**WHAT THE EXERCISE ASKS:**
With the pictures omitted, write out the entries that follow exactly as they stand.

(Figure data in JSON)
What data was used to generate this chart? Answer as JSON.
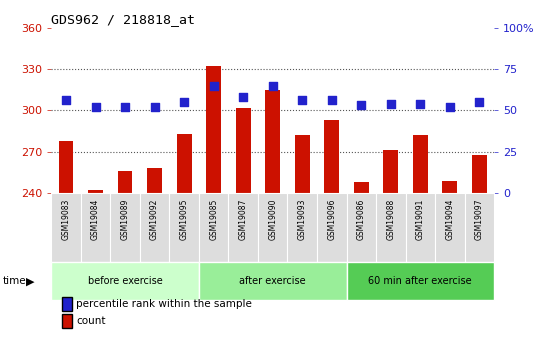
{
  "title": "GDS962 / 218818_at",
  "samples": [
    "GSM19083",
    "GSM19084",
    "GSM19089",
    "GSM19092",
    "GSM19095",
    "GSM19085",
    "GSM19087",
    "GSM19090",
    "GSM19093",
    "GSM19096",
    "GSM19086",
    "GSM19088",
    "GSM19091",
    "GSM19094",
    "GSM19097"
  ],
  "counts": [
    278,
    242,
    256,
    258,
    283,
    332,
    302,
    315,
    282,
    293,
    248,
    271,
    282,
    249,
    268
  ],
  "percentiles": [
    56,
    52,
    52,
    52,
    55,
    65,
    58,
    65,
    56,
    56,
    53,
    54,
    54,
    52,
    55
  ],
  "groups": [
    {
      "label": "before exercise",
      "start": 0,
      "end": 5,
      "color": "#ccffcc"
    },
    {
      "label": "after exercise",
      "start": 5,
      "end": 10,
      "color": "#99ee99"
    },
    {
      "label": "60 min after exercise",
      "start": 10,
      "end": 15,
      "color": "#55cc55"
    }
  ],
  "ylim_left": [
    240,
    360
  ],
  "ylim_right": [
    0,
    100
  ],
  "yticks_left": [
    240,
    270,
    300,
    330,
    360
  ],
  "yticks_right": [
    0,
    25,
    50,
    75,
    100
  ],
  "bar_color": "#cc1100",
  "dot_color": "#2222cc",
  "background_color": "#ffffff",
  "plot_bg_color": "#ffffff",
  "xtick_bg_color": "#dddddd",
  "grid_color": "#555555",
  "left_tick_color": "#cc1100",
  "right_tick_color": "#2222cc",
  "bar_width": 0.5,
  "dot_size": 40
}
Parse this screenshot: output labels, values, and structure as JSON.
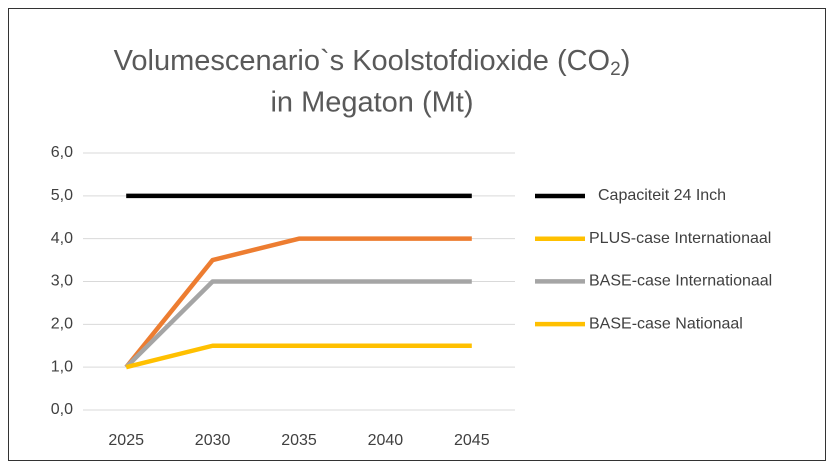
{
  "chart_data": {
    "type": "line",
    "title": [
      "Volumescenario`s Koolstofdioxide (CO",
      "2",
      ")",
      "in Megaton (Mt)"
    ],
    "categories": [
      "2025",
      "2030",
      "2035",
      "2040",
      "2045"
    ],
    "series": [
      {
        "name": "Capaciteit 24 Inch",
        "color": "#000000",
        "legend_color": "#000000",
        "values": [
          5,
          5,
          5,
          5,
          5
        ]
      },
      {
        "name": "PLUS-case Internationaal",
        "color": "#ed7d31",
        "legend_color": "#ffc000",
        "values": [
          1,
          3.5,
          4,
          4,
          4
        ]
      },
      {
        "name": "BASE-case Internationaal",
        "color": "#a5a5a5",
        "legend_color": "#a5a5a5",
        "values": [
          1,
          3,
          3,
          3,
          3
        ]
      },
      {
        "name": "BASE-case Nationaal",
        "color": "#ffc000",
        "legend_color": "#ffc000",
        "values": [
          1,
          1.5,
          1.5,
          1.5,
          1.5
        ]
      }
    ],
    "ylim": [
      0,
      6
    ],
    "yticks": [
      {
        "value": 0,
        "label": "0,0"
      },
      {
        "value": 1,
        "label": "1,0"
      },
      {
        "value": 2,
        "label": "2,0"
      },
      {
        "value": 3,
        "label": "3,0"
      },
      {
        "value": 4,
        "label": "4,0"
      },
      {
        "value": 5,
        "label": "5,0"
      },
      {
        "value": 6,
        "label": "6,0"
      }
    ],
    "grid": true,
    "legend": "right"
  }
}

**RIGHT ANSWER:**
What data was used to generate this chart? Answer as JSON.
{
  "title": "GDS962 / 218818_at",
  "samples": [
    "GSM19083",
    "GSM19084",
    "GSM19089",
    "GSM19092",
    "GSM19095",
    "GSM19085",
    "GSM19087",
    "GSM19090",
    "GSM19093",
    "GSM19096",
    "GSM19086",
    "GSM19088",
    "GSM19091",
    "GSM19094",
    "GSM19097"
  ],
  "counts": [
    278,
    242,
    256,
    258,
    283,
    332,
    302,
    315,
    282,
    293,
    248,
    271,
    282,
    249,
    268
  ],
  "percentiles": [
    56,
    52,
    52,
    52,
    55,
    65,
    58,
    65,
    56,
    56,
    53,
    54,
    54,
    52,
    55
  ],
  "groups": [
    {
      "label": "before exercise",
      "start": 0,
      "end": 5,
      "color": "#ccffcc"
    },
    {
      "label": "after exercise",
      "start": 5,
      "end": 10,
      "color": "#99ee99"
    },
    {
      "label": "60 min after exercise",
      "start": 10,
      "end": 15,
      "color": "#55cc55"
    }
  ],
  "ylim_left": [
    240,
    360
  ],
  "ylim_right": [
    0,
    100
  ],
  "yticks_left": [
    240,
    270,
    300,
    330,
    360
  ],
  "yticks_right": [
    0,
    25,
    50,
    75,
    100
  ],
  "bar_color": "#cc1100",
  "dot_color": "#2222cc",
  "background_color": "#ffffff",
  "plot_bg_color": "#ffffff",
  "xtick_bg_color": "#dddddd",
  "grid_color": "#555555",
  "left_tick_color": "#cc1100",
  "right_tick_color": "#2222cc",
  "bar_width": 0.5,
  "dot_size": 40
}
Parse this screenshot: output labels, values, and structure as JSON.
{
  "chart_data": {
    "type": "line",
    "title": [
      "Volumescenario`s Koolstofdioxide (CO",
      "2",
      ")",
      "in Megaton (Mt)"
    ],
    "categories": [
      "2025",
      "2030",
      "2035",
      "2040",
      "2045"
    ],
    "series": [
      {
        "name": "Capaciteit 24 Inch",
        "color": "#000000",
        "legend_color": "#000000",
        "values": [
          5,
          5,
          5,
          5,
          5
        ]
      },
      {
        "name": "PLUS-case Internationaal",
        "color": "#ed7d31",
        "legend_color": "#ffc000",
        "values": [
          1,
          3.5,
          4,
          4,
          4
        ]
      },
      {
        "name": "BASE-case Internationaal",
        "color": "#a5a5a5",
        "legend_color": "#a5a5a5",
        "values": [
          1,
          3,
          3,
          3,
          3
        ]
      },
      {
        "name": "BASE-case Nationaal",
        "color": "#ffc000",
        "legend_color": "#ffc000",
        "values": [
          1,
          1.5,
          1.5,
          1.5,
          1.5
        ]
      }
    ],
    "ylim": [
      0,
      6
    ],
    "yticks": [
      {
        "value": 0,
        "label": "0,0"
      },
      {
        "value": 1,
        "label": "1,0"
      },
      {
        "value": 2,
        "label": "2,0"
      },
      {
        "value": 3,
        "label": "3,0"
      },
      {
        "value": 4,
        "label": "4,0"
      },
      {
        "value": 5,
        "label": "5,0"
      },
      {
        "value": 6,
        "label": "6,0"
      }
    ],
    "grid": true,
    "legend": "right"
  }
}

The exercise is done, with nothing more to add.